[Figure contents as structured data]
- - -

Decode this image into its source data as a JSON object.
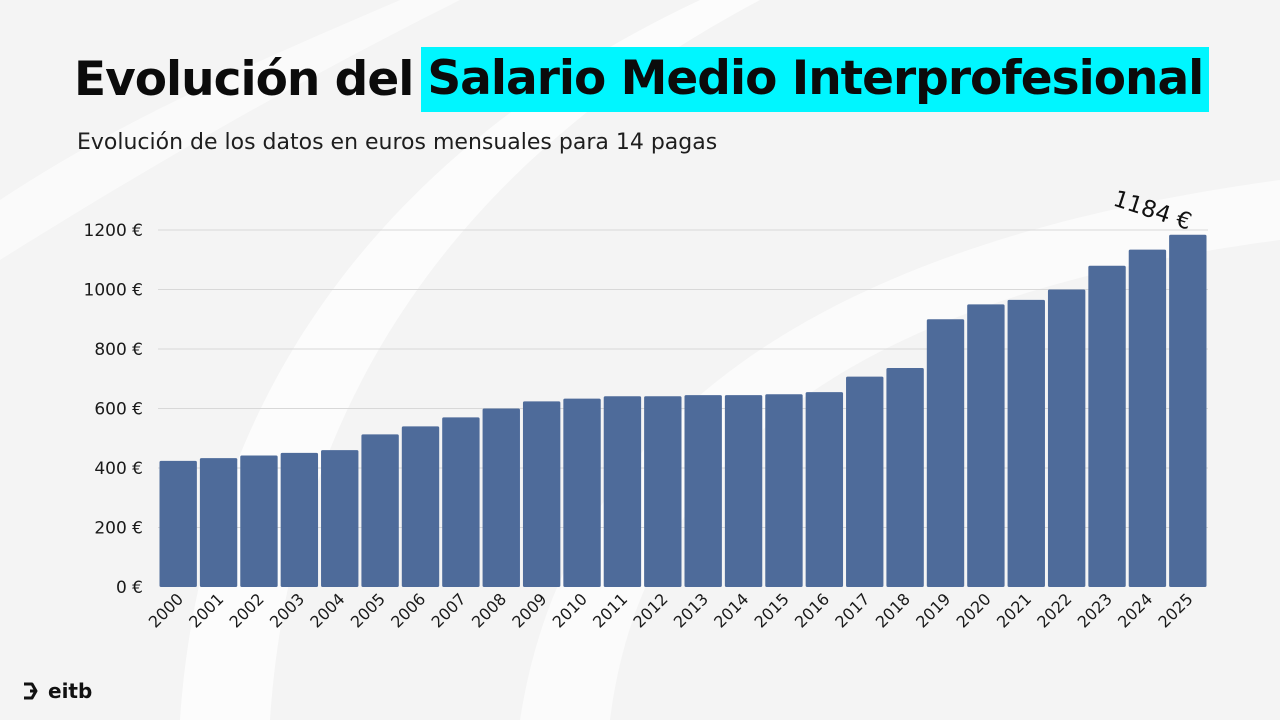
{
  "title": {
    "plain": "Evolución del",
    "highlight": "Salario Medio Interprofesional"
  },
  "subtitle": "Evolución de los datos en euros mensuales para 14 pagas",
  "callout": "1184 €",
  "logo": "eitb",
  "colors": {
    "bar": "#4e6b9a",
    "highlight": "#00f6ff",
    "grid": "#d8d8d8",
    "text": "#1a1a1a"
  },
  "chart_data": {
    "type": "bar",
    "title": "Evolución del Salario Medio Interprofesional",
    "subtitle": "Evolución de los datos en euros mensuales para 14 pagas",
    "categories": [
      "2000",
      "2001",
      "2002",
      "2003",
      "2004",
      "2005",
      "2006",
      "2007",
      "2008",
      "2009",
      "2010",
      "2011",
      "2012",
      "2013",
      "2014",
      "2015",
      "2016",
      "2017",
      "2018",
      "2019",
      "2020",
      "2021",
      "2022",
      "2023",
      "2024",
      "2025"
    ],
    "values": [
      424,
      433,
      442,
      451,
      460,
      513,
      540,
      570,
      600,
      624,
      633,
      641,
      641,
      645,
      645,
      648,
      655,
      707,
      736,
      900,
      950,
      965,
      1000,
      1080,
      1134,
      1184
    ],
    "yticks": [
      "0 €",
      "200 €",
      "400 €",
      "600 €",
      "800 €",
      "1000 €",
      "1200 €"
    ],
    "ytick_values": [
      0,
      200,
      400,
      600,
      800,
      1000,
      1200
    ],
    "ylim": [
      0,
      1200
    ],
    "grid": true,
    "annotation": {
      "category": "2025",
      "text": "1184 €"
    }
  }
}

- - -

[PROBLEM]
Sift the material for lines with the string "Interprofesional". Copy each one found.

[WRITTEN ANSWER]
    "highlight": "Salario Medio Interprofesional"
    "title": "Evolución del Salario Medio Interprofesional",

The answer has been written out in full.